# start of Data provided

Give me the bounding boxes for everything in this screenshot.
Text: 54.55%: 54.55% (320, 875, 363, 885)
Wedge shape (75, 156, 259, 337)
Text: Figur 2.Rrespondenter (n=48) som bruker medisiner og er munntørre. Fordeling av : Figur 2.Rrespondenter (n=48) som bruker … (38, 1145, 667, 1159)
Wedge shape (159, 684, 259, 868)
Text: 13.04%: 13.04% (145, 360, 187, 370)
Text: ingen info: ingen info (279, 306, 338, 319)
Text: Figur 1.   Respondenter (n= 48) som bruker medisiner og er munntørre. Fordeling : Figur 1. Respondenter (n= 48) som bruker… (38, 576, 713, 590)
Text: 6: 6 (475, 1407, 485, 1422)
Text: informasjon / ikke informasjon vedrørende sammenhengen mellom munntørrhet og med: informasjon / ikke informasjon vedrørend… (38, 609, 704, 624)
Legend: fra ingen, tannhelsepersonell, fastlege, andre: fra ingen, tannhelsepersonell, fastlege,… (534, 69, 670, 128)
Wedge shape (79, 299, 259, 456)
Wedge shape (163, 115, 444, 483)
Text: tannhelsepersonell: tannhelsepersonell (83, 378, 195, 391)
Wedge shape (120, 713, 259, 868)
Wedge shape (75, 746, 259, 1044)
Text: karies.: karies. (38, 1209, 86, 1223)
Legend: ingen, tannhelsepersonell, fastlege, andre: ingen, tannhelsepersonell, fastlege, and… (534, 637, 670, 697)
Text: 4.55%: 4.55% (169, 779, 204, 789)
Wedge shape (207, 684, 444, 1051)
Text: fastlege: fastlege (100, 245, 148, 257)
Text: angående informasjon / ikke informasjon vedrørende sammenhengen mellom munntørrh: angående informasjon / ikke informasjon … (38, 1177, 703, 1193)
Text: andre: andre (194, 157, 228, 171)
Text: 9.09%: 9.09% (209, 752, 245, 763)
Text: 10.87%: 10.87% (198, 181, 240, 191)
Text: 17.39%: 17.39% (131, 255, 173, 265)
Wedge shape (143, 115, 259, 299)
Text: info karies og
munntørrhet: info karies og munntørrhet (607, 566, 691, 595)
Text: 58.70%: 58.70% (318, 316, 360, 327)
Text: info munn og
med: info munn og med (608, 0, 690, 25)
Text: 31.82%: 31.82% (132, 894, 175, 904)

# end of Data provided

Do this - Copy everything from the start of the records down to the line containing "Text: Figur 1.", renaming "Wedge shape" as "Pie segment" and leaving everything else as it is.

Written solution -
Give me the bounding boxes for everything in this screenshot.
Text: 54.55%: 54.55% (320, 875, 363, 885)
Pie segment (75, 156, 259, 337)
Text: Figur 2.Rrespondenter (n=48) som bruker medisiner og er munntørre. Fordeling av : Figur 2.Rrespondenter (n=48) som bruker … (38, 1145, 667, 1159)
Pie segment (159, 684, 259, 868)
Text: 13.04%: 13.04% (145, 360, 187, 370)
Text: ingen info: ingen info (279, 306, 338, 319)
Text: Figur 1.   Respondenter (n= 48) som bruker medisiner og er munntørre. Fordeling : Figur 1. Respondenter (n= 48) som bruker… (38, 576, 713, 590)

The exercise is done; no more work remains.